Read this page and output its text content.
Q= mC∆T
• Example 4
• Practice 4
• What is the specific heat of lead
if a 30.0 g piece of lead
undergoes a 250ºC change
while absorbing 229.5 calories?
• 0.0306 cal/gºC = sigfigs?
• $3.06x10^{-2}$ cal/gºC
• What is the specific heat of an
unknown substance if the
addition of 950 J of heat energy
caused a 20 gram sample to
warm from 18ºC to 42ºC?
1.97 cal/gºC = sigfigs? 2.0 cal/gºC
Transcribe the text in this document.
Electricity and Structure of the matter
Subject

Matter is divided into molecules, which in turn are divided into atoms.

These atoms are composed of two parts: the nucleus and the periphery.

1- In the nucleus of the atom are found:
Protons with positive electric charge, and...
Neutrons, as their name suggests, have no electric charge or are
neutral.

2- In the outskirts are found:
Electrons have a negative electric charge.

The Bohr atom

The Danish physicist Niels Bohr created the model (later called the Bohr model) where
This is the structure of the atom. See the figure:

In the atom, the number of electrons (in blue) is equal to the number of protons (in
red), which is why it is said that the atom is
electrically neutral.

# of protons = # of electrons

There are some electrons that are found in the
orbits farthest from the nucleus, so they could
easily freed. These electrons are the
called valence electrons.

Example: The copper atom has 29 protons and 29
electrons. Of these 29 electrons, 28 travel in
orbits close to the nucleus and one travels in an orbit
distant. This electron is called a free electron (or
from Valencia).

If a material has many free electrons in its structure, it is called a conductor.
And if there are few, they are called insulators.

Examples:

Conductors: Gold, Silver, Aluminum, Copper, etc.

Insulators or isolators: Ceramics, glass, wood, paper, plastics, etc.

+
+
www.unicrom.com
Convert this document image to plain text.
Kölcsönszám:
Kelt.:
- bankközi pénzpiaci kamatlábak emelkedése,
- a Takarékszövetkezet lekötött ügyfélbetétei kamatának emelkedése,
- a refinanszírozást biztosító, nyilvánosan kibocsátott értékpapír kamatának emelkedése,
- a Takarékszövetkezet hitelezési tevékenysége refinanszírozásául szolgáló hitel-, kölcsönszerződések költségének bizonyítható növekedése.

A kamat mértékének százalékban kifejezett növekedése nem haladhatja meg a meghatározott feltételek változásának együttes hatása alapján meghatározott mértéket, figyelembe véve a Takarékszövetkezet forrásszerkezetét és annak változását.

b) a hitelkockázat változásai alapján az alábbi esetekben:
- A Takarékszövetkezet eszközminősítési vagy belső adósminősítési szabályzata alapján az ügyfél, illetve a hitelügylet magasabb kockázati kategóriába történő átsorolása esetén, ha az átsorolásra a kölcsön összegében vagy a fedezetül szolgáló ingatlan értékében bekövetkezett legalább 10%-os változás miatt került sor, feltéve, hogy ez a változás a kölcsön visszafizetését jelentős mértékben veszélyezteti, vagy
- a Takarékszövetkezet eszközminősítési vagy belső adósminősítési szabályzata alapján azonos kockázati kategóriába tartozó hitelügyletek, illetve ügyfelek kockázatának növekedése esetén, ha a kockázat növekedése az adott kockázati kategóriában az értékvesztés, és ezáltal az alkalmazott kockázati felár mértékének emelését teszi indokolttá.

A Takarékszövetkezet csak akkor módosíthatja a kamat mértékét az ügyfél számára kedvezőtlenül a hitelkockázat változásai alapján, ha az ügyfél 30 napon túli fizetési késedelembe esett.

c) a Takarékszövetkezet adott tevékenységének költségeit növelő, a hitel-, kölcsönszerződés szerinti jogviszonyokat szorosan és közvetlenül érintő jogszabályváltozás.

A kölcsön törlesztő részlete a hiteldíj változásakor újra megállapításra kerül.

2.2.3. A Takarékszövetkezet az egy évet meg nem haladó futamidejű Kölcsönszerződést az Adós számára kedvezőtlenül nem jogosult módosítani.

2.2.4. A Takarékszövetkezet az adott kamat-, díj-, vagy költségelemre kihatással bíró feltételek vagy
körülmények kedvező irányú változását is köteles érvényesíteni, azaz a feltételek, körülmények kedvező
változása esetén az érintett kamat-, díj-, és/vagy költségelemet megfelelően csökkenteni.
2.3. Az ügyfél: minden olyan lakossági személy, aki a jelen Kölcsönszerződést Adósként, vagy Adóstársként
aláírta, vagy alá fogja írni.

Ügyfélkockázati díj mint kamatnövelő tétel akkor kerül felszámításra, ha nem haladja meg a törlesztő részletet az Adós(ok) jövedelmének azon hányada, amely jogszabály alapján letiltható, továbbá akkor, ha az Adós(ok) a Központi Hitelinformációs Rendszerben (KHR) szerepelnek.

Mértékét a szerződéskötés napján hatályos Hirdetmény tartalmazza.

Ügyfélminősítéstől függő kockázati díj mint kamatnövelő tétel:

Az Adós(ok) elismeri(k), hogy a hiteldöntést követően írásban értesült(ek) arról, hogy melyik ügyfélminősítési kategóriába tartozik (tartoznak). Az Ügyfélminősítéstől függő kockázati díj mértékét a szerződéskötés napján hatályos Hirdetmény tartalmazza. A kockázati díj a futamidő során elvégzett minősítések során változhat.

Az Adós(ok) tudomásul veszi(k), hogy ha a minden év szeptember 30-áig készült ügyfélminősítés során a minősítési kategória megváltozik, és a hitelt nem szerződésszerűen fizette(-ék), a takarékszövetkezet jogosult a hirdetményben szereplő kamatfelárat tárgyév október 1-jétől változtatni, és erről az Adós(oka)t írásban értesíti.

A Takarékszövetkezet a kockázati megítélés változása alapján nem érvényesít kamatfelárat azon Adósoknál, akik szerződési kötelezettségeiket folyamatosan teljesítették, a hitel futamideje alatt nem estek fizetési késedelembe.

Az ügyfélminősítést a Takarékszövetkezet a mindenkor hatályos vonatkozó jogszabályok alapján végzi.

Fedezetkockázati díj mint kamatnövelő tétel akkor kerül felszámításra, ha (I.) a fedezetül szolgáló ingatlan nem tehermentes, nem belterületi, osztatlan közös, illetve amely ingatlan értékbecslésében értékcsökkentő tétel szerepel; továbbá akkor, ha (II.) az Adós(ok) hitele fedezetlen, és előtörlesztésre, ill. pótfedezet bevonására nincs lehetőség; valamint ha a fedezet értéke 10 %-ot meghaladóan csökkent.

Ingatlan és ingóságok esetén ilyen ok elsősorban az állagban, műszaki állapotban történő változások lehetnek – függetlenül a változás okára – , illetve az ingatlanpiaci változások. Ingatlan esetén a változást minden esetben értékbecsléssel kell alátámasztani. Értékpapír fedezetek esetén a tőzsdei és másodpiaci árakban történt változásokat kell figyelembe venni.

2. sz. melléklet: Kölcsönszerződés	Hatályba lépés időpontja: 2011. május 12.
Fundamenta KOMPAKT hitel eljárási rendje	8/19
= = =
**Requirements**
Check each line of the records above for the string "adósminősítési", and report every line that has it.

**Right answer**
- A Takarékszövetkezet eszközminősítési vagy belső adósminősítési szabályzata alapján az ügyfél, illetve a hitelügylet magasabb kockázati kategóriába történő átsorolása esetén, ha az átsorolásra a kölcsön összegében vagy a fedezetül szolgáló ingatlan értékében bekövetkezett legalább 10%-os változás miatt került sor, feltéve, hogy ez a változás a kölcsön visszafizetését jelentős mértékben veszélyezteti, vagy
- a Takarékszövetkezet eszközminősítési vagy belső adósminősítési szabályzata alapján azonos kockázati kategóriába tartozó hitelügyletek, illetve ügyfelek kockázatának növekedése esetén, ha a kockázat növekedése az adott kockázati kategóriában az értékvesztés, és ezáltal az alkalmazott kockázati felár mértékének emelését teszi indokolttá.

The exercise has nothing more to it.